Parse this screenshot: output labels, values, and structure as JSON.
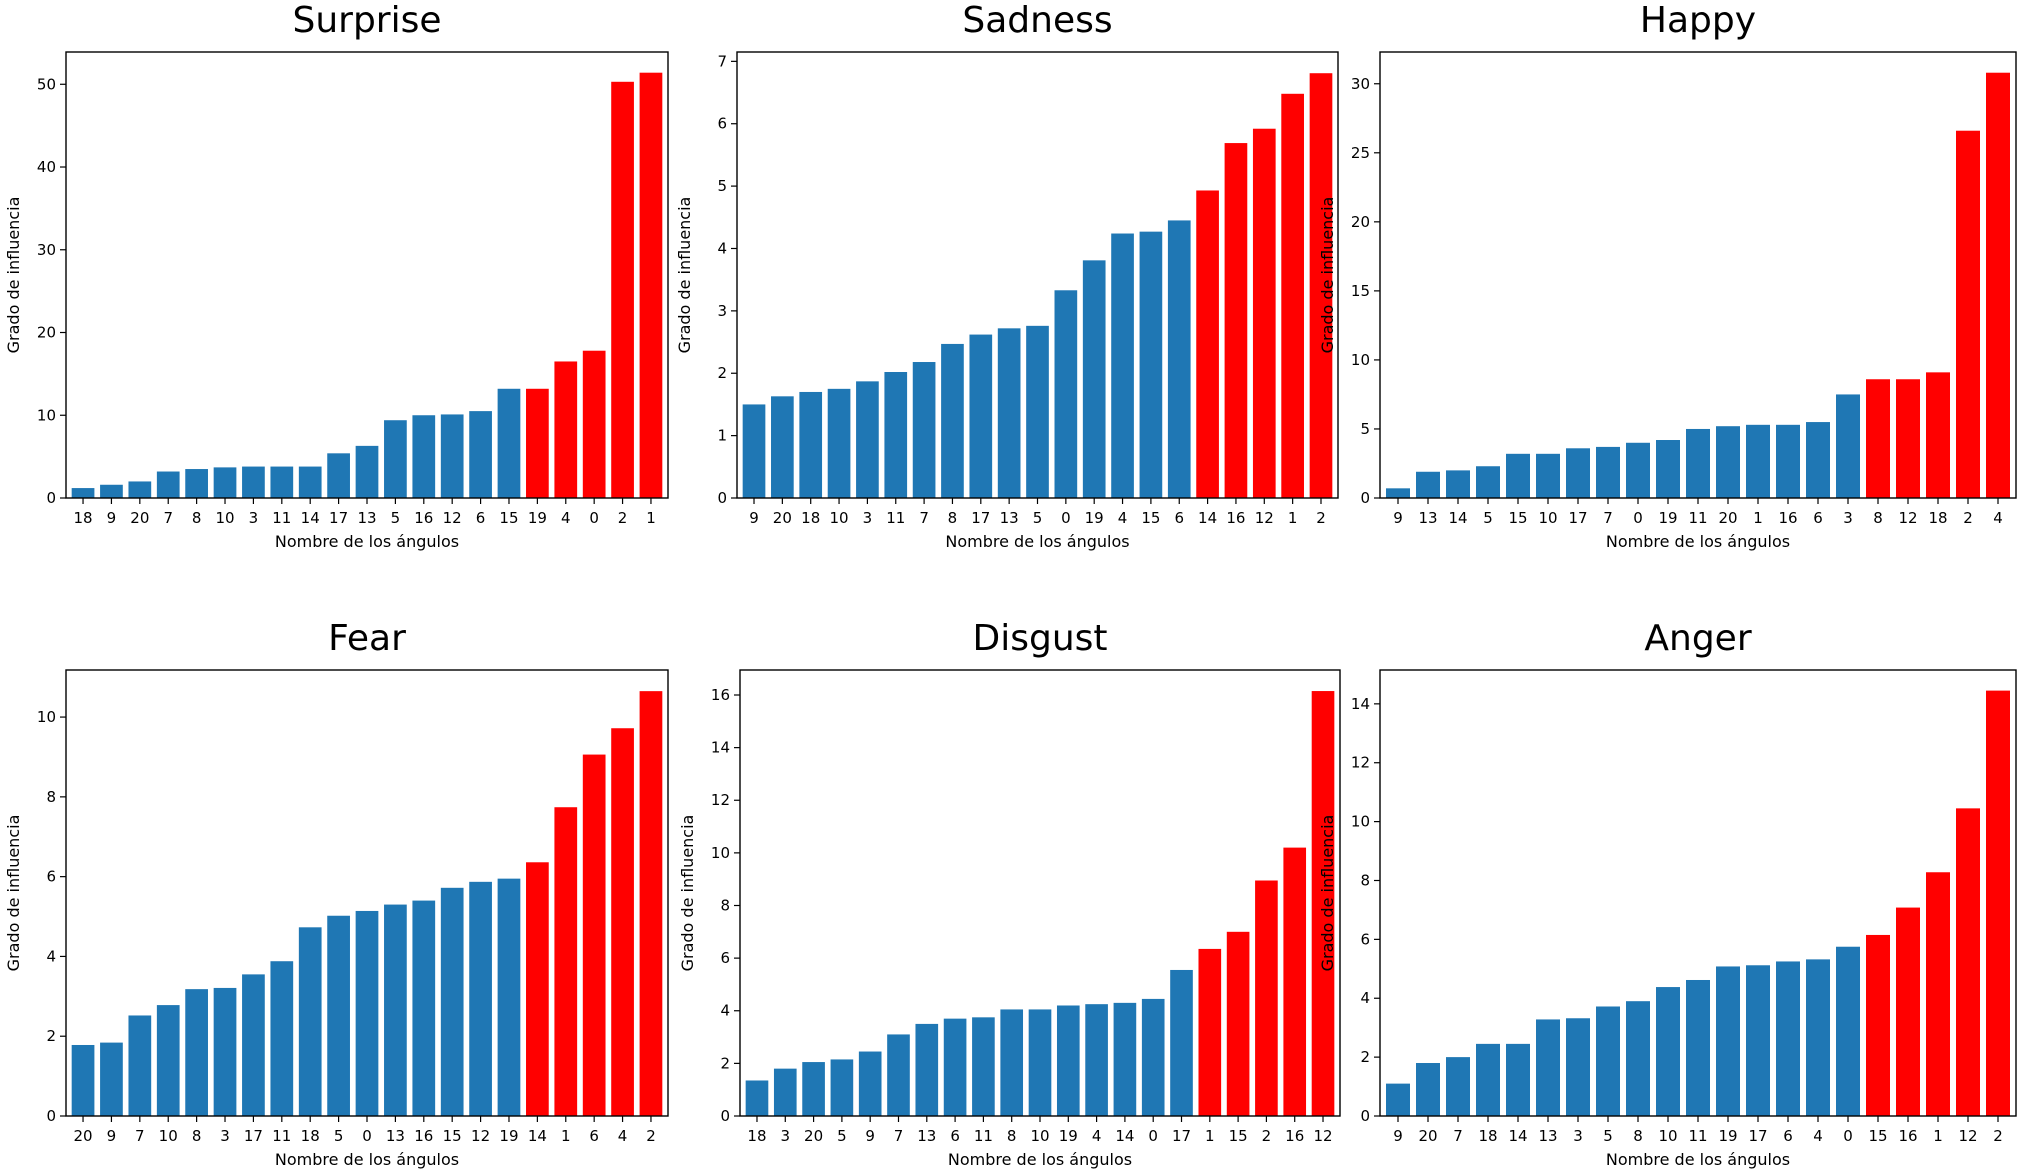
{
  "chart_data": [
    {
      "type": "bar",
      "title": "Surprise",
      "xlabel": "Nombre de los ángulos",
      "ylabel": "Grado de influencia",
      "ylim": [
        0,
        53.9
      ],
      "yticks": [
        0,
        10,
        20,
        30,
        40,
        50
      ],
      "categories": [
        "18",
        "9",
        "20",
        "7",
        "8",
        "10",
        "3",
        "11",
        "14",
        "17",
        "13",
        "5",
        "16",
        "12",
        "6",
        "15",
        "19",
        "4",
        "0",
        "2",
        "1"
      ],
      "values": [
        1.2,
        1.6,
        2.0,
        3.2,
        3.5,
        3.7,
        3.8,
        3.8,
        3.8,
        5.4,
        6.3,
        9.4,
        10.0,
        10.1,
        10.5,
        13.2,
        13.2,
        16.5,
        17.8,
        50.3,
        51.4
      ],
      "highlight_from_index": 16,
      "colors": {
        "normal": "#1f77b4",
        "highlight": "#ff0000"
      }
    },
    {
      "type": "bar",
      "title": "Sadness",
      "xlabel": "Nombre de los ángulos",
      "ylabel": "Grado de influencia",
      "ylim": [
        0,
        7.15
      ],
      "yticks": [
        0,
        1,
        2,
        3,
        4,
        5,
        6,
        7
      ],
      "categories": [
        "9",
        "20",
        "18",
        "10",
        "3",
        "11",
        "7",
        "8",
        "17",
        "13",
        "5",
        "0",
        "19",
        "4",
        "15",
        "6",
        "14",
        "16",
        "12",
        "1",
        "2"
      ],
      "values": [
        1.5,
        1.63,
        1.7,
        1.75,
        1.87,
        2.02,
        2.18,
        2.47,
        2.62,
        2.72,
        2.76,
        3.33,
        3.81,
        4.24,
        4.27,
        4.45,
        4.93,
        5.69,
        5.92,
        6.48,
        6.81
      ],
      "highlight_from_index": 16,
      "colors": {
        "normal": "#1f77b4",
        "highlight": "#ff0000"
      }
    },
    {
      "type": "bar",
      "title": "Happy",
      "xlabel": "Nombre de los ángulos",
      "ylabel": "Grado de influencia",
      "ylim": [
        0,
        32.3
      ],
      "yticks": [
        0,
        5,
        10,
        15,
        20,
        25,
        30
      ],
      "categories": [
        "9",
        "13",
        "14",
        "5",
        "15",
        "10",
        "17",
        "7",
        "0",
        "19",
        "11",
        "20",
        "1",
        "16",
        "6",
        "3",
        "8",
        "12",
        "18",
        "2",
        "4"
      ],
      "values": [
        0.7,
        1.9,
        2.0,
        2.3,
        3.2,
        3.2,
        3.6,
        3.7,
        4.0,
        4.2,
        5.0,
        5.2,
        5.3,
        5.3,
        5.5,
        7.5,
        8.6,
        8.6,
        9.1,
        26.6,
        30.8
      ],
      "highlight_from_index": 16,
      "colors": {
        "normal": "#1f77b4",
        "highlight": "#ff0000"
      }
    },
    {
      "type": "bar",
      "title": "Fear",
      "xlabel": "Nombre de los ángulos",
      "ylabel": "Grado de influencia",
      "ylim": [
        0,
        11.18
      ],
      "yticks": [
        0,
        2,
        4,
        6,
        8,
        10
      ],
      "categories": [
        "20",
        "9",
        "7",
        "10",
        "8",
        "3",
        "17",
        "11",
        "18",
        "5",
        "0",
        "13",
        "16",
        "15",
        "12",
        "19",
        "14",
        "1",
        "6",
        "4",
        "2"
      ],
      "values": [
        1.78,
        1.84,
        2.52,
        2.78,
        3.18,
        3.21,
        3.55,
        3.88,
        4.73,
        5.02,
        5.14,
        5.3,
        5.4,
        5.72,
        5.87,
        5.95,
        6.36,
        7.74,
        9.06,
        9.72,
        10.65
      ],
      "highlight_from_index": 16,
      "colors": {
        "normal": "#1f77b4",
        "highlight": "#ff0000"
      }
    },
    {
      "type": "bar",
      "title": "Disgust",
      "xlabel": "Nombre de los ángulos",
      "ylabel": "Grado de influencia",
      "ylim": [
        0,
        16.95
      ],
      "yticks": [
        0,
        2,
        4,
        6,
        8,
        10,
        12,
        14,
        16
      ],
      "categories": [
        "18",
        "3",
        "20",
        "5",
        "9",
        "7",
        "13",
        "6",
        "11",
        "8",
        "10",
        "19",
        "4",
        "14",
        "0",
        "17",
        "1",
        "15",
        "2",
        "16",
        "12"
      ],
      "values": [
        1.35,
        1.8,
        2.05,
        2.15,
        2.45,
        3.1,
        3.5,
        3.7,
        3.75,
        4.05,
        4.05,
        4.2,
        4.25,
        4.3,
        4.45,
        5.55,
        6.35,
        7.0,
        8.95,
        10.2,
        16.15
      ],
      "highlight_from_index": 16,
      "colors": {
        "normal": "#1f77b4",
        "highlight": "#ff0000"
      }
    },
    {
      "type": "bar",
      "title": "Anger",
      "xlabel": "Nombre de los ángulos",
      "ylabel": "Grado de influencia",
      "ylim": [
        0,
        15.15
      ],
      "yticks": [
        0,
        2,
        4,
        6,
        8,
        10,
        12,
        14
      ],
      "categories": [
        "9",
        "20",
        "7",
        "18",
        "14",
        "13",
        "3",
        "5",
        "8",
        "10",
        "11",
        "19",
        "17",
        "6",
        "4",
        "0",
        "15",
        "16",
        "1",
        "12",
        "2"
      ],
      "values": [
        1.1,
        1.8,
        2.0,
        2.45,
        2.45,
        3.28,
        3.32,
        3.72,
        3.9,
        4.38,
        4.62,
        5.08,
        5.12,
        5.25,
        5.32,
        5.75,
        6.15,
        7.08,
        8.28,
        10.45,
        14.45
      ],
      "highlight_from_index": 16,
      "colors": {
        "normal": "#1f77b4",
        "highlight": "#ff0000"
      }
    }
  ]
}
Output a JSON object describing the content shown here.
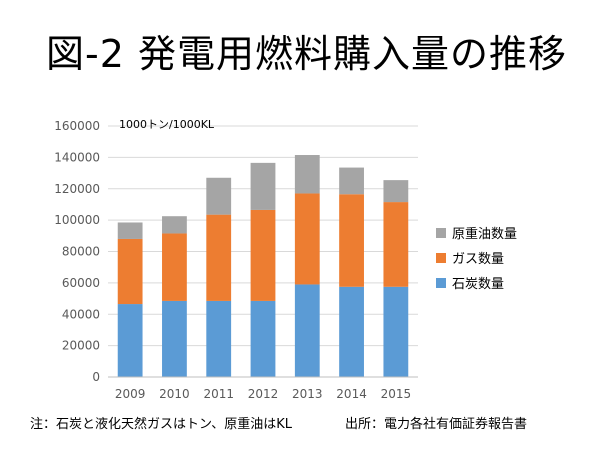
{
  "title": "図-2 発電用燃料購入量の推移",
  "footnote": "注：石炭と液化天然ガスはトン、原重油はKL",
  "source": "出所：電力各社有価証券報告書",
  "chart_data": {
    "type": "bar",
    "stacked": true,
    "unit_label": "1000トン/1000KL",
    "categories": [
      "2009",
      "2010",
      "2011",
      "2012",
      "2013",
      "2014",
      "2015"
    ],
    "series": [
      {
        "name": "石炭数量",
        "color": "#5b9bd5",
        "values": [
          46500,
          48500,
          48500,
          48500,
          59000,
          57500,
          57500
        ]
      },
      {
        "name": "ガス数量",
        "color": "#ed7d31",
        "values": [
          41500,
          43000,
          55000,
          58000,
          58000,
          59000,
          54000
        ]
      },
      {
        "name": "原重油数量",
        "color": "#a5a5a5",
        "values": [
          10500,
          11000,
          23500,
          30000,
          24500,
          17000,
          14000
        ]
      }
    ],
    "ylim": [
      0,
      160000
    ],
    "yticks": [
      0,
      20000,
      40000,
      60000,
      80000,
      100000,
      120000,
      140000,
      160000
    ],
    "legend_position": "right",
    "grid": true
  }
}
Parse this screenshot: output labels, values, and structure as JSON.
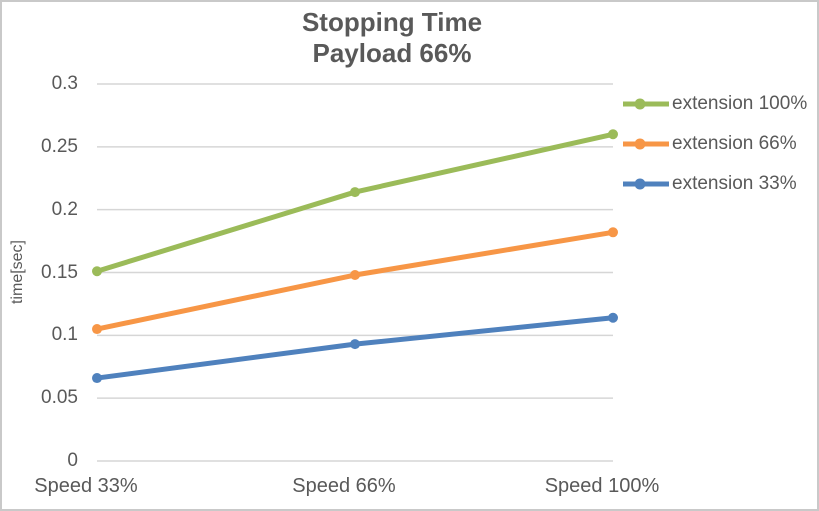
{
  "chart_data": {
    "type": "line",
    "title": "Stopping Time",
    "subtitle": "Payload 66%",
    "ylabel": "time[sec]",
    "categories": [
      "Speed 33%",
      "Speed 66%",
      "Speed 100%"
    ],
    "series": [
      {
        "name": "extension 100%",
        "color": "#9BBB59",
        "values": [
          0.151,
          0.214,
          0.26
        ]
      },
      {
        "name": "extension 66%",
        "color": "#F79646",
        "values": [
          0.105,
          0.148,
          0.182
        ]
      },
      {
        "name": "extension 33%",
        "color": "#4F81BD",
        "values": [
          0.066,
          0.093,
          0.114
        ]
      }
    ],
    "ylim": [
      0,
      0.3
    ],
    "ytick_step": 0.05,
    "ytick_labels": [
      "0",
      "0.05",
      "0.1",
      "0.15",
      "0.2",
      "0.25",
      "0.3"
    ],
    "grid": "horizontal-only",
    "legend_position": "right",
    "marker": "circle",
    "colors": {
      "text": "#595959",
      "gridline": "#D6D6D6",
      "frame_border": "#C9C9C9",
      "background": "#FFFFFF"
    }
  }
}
# # # # #
- _Goal_
Only the number is wanted: how many lines in the data include the string "extension"?

- _Final result_
3